++++ Data rows ++++
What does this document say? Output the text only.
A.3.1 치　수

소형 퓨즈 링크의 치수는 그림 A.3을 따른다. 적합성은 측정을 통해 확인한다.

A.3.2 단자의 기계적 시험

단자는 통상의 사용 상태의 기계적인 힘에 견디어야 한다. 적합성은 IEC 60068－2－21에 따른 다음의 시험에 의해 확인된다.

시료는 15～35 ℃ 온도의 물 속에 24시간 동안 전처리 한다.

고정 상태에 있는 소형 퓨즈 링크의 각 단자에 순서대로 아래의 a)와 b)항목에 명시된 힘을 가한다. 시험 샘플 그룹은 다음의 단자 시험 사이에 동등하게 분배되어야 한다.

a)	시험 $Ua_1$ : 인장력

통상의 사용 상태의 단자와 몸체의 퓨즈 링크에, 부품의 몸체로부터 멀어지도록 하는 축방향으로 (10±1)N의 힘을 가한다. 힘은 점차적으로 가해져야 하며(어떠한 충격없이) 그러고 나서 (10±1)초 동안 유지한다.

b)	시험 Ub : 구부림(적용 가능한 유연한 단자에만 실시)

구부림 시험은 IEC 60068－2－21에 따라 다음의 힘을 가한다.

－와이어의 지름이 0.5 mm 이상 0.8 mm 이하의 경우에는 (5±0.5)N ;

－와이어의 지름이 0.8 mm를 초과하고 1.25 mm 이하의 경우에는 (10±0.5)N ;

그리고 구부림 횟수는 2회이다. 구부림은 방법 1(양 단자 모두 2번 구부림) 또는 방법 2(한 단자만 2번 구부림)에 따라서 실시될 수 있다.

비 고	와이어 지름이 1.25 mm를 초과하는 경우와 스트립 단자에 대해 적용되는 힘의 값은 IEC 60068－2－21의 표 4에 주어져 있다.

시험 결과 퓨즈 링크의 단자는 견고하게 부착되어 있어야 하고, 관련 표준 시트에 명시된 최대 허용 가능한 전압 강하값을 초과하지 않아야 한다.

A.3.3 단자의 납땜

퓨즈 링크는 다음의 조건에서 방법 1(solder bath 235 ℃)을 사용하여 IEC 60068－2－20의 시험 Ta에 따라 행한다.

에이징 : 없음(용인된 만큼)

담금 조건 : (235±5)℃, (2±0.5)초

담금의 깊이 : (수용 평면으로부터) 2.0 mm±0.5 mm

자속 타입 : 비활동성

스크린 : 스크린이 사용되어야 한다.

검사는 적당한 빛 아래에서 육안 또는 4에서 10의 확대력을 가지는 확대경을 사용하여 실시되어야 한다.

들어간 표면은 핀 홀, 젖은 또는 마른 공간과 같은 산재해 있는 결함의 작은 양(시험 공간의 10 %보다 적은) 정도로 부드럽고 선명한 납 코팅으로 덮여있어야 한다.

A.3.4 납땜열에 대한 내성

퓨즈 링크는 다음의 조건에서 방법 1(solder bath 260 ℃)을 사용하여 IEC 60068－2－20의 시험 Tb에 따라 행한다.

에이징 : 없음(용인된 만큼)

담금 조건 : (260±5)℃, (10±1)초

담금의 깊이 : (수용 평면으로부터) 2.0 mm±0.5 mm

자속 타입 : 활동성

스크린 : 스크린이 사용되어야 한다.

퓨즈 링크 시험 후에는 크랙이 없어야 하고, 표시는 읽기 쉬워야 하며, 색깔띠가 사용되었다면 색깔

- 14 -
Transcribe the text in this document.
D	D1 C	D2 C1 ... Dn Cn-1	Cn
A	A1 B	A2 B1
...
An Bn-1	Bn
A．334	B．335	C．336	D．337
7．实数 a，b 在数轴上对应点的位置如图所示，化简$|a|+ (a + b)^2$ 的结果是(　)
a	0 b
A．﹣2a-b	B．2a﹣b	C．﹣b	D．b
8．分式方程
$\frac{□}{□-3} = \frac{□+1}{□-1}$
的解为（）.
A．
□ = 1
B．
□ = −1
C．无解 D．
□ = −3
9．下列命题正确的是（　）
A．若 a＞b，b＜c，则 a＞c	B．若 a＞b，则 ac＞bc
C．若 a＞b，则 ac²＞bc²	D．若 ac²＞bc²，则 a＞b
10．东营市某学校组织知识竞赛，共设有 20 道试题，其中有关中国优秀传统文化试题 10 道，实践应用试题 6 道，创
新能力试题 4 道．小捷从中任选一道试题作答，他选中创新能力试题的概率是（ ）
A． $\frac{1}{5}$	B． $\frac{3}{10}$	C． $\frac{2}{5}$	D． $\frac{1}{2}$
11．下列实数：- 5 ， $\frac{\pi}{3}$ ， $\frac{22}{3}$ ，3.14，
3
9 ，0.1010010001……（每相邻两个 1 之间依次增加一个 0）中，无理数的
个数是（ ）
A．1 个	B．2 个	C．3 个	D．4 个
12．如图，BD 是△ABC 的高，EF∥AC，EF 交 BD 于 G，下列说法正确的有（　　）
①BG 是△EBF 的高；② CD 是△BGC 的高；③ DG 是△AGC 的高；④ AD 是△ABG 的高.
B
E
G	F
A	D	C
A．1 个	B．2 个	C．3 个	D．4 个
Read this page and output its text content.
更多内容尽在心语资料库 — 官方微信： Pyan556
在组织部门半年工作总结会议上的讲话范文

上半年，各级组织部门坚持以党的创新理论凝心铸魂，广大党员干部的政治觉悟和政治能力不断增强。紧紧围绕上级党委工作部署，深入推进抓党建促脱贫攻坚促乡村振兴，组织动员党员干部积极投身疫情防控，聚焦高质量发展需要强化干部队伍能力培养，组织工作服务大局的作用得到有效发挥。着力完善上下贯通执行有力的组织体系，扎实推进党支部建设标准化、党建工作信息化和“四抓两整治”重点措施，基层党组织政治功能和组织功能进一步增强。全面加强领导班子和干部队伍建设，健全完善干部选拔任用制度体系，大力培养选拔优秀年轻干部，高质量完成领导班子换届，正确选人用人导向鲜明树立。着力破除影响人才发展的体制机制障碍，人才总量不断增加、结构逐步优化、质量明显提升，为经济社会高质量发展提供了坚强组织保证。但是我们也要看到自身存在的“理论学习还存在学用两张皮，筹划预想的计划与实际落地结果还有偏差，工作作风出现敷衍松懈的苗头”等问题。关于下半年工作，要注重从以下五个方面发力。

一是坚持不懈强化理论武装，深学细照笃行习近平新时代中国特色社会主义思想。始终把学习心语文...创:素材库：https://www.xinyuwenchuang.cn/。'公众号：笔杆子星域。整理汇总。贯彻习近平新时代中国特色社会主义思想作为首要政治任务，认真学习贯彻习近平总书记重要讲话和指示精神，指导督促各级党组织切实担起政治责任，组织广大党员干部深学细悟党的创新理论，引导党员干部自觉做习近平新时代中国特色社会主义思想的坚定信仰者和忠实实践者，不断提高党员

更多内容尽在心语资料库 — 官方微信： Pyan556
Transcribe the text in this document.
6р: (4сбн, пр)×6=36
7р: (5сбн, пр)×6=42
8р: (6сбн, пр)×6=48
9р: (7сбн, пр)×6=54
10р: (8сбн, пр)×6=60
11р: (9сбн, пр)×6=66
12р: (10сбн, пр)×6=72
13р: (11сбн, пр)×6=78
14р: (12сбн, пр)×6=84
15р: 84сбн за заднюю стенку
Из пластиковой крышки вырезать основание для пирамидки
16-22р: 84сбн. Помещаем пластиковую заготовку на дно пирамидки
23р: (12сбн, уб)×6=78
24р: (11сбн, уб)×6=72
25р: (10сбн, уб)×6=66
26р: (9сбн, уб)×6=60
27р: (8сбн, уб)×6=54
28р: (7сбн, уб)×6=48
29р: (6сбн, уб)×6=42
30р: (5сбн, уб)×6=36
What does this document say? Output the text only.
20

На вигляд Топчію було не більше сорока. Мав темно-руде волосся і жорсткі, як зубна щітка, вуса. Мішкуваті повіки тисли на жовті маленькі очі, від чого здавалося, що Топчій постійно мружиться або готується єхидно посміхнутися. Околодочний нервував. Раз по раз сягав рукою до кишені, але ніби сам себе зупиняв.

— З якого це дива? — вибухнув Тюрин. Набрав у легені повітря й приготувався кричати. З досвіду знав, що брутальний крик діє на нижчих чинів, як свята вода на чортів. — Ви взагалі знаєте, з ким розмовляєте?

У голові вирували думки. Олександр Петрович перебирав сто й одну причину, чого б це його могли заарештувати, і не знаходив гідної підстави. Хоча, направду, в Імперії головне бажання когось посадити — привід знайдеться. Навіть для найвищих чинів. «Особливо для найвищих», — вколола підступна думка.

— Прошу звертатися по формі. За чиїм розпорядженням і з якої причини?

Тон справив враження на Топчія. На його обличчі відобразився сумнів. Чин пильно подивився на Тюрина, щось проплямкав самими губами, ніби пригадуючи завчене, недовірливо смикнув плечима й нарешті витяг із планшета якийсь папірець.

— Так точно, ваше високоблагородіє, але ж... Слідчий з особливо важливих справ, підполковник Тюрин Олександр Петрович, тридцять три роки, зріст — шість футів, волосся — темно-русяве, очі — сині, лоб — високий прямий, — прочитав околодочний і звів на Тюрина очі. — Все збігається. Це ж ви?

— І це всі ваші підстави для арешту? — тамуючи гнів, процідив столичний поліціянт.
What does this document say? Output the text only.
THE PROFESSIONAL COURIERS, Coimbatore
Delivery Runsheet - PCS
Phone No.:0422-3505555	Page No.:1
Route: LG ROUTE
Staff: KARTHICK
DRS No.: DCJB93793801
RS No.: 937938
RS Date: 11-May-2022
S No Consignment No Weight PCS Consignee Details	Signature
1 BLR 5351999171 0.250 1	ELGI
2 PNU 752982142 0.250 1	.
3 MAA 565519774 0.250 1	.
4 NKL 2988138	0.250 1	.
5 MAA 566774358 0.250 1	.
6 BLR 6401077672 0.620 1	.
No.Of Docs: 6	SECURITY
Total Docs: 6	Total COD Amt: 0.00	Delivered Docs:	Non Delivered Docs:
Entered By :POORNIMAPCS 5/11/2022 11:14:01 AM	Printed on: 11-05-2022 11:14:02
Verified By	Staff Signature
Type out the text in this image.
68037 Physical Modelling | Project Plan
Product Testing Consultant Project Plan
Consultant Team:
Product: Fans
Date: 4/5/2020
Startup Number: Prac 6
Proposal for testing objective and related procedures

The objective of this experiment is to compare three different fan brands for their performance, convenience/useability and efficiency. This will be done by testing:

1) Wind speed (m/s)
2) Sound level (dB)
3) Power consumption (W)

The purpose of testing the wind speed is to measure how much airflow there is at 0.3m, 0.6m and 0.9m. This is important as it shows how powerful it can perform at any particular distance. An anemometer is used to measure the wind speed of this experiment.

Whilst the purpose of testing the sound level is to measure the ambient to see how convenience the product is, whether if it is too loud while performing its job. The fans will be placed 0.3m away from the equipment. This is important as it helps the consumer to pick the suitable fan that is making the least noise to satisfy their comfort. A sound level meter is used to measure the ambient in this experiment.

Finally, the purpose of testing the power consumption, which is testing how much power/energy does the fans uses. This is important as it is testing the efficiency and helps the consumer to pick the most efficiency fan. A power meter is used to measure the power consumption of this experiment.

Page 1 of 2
++++
▶ [The request] Take every line from the data that contains the word "пирамидки".

▶ [Task solution]
Из пластиковой крышки вырезать основание для пирамидки
16-22р: 84сбн. Помещаем пластиковую заготовку на дно пирамидки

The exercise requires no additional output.